PROBLEM REQUIREMENTS. Collect each line of the entries that holds the string "structured".
═══ GIVEN RECORDS ═══
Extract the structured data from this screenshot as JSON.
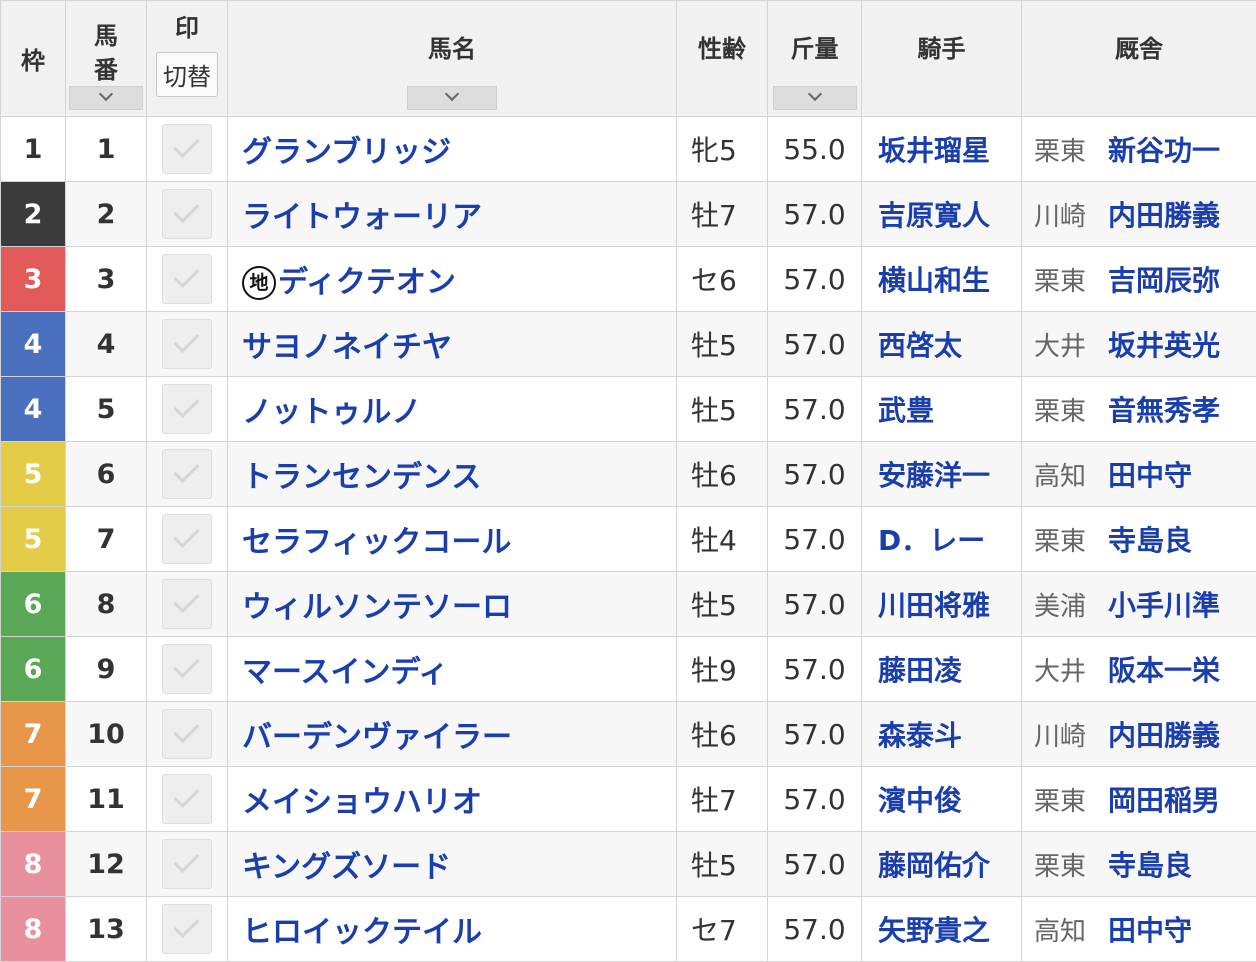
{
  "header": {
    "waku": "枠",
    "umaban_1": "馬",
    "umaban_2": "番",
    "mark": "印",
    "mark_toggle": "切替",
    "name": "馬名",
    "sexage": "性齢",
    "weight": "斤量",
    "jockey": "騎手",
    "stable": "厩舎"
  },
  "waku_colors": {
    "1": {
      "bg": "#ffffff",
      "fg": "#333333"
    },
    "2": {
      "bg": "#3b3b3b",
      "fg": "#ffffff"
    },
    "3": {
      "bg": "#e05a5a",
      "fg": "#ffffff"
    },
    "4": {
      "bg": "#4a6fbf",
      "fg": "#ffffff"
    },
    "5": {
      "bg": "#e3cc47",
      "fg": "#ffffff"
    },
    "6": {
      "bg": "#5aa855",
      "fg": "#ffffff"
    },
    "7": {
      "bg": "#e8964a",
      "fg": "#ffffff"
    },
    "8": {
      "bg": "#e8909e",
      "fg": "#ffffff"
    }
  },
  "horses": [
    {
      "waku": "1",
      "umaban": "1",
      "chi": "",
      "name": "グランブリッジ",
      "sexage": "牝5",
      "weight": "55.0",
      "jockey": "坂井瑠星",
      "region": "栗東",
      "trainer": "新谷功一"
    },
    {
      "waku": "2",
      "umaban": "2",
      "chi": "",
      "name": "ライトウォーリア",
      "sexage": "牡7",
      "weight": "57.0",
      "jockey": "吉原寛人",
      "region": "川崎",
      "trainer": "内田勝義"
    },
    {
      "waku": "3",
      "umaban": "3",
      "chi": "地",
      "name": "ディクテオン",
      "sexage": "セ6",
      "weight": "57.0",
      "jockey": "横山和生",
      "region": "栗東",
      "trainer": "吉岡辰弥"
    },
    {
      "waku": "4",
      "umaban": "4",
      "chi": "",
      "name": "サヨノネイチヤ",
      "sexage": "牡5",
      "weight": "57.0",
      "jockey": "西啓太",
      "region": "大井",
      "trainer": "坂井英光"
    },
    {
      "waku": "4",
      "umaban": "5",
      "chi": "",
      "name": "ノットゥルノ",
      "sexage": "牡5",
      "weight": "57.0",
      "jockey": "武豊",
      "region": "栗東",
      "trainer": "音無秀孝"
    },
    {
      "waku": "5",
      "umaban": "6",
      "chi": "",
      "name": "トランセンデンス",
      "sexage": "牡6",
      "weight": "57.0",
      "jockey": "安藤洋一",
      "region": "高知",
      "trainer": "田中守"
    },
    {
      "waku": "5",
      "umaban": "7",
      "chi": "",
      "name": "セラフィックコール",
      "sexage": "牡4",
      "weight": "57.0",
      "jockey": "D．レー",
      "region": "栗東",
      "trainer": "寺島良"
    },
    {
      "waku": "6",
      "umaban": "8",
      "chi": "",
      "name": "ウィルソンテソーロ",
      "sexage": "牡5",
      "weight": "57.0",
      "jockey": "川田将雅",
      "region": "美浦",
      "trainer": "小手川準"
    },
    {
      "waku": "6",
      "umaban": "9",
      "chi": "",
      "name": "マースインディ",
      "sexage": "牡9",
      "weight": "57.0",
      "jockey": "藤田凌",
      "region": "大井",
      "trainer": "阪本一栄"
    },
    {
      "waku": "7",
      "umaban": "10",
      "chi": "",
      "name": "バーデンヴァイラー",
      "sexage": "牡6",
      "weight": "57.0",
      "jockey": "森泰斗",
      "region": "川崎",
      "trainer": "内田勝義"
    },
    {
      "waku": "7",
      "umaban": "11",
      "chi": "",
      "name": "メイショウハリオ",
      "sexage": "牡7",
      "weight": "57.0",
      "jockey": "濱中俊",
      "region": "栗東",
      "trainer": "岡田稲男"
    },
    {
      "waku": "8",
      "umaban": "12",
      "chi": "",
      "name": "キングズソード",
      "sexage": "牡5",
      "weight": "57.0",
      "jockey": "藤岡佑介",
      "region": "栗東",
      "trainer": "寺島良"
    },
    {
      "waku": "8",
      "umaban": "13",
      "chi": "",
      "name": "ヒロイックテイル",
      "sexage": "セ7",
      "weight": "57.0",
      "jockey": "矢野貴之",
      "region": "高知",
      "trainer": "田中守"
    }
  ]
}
═══
═══ GIVEN RECORDS ═══
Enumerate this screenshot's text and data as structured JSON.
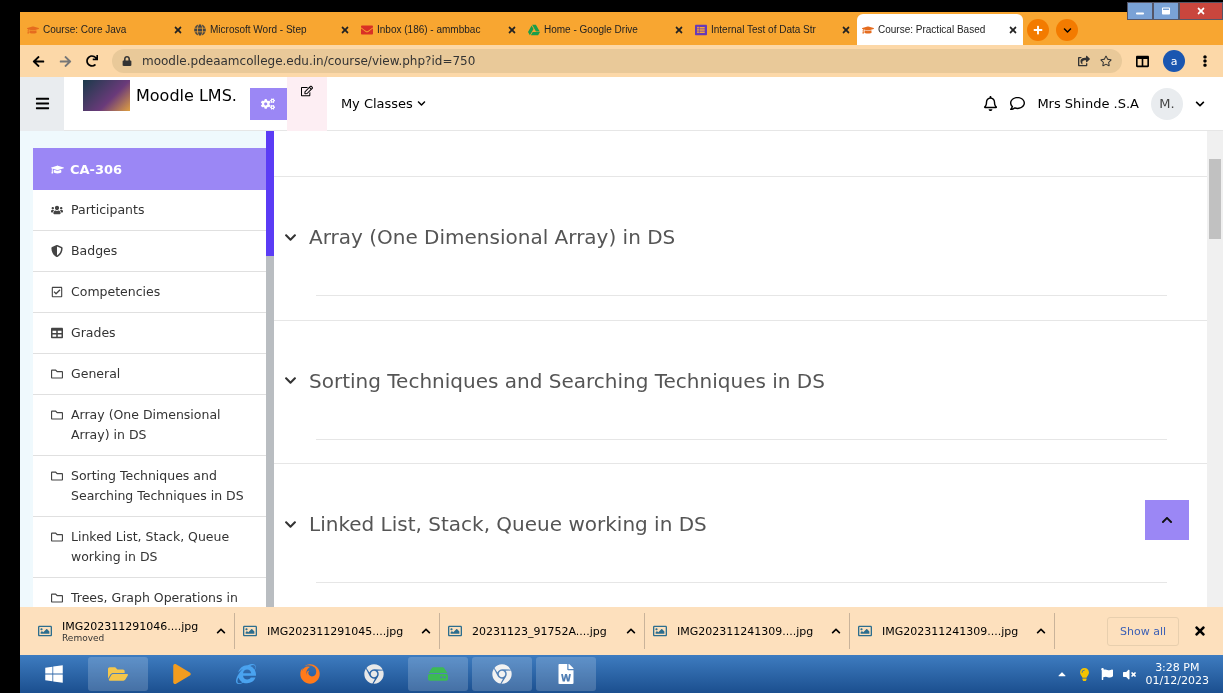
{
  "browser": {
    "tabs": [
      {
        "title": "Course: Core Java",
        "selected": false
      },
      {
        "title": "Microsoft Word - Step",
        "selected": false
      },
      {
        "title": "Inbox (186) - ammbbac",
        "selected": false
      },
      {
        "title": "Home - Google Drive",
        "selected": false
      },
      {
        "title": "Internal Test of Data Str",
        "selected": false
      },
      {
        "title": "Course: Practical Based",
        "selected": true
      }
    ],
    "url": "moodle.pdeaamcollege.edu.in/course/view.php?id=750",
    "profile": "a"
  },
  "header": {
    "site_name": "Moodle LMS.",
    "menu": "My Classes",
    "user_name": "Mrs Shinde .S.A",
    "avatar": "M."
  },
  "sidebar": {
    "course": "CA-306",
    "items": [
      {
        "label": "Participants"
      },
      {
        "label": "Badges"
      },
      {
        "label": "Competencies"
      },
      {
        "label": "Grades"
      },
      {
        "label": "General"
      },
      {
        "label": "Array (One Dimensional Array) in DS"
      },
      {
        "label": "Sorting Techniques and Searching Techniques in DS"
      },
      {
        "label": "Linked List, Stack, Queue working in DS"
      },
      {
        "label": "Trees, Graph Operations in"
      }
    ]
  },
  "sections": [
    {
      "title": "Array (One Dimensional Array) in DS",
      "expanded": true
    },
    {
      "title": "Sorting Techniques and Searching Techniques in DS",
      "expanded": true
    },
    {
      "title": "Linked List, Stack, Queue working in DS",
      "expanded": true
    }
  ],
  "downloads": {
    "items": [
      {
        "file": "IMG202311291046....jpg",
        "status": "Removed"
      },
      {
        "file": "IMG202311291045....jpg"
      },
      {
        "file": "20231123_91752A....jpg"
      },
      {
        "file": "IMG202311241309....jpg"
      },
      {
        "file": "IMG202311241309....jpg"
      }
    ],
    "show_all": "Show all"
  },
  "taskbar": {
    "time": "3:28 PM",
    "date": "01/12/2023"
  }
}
═══
RESPONSE TO THE EXERCISE.
Extract the structured data from this screenshot as JSON.
Enumerate this screenshot's text and data as structured JSON.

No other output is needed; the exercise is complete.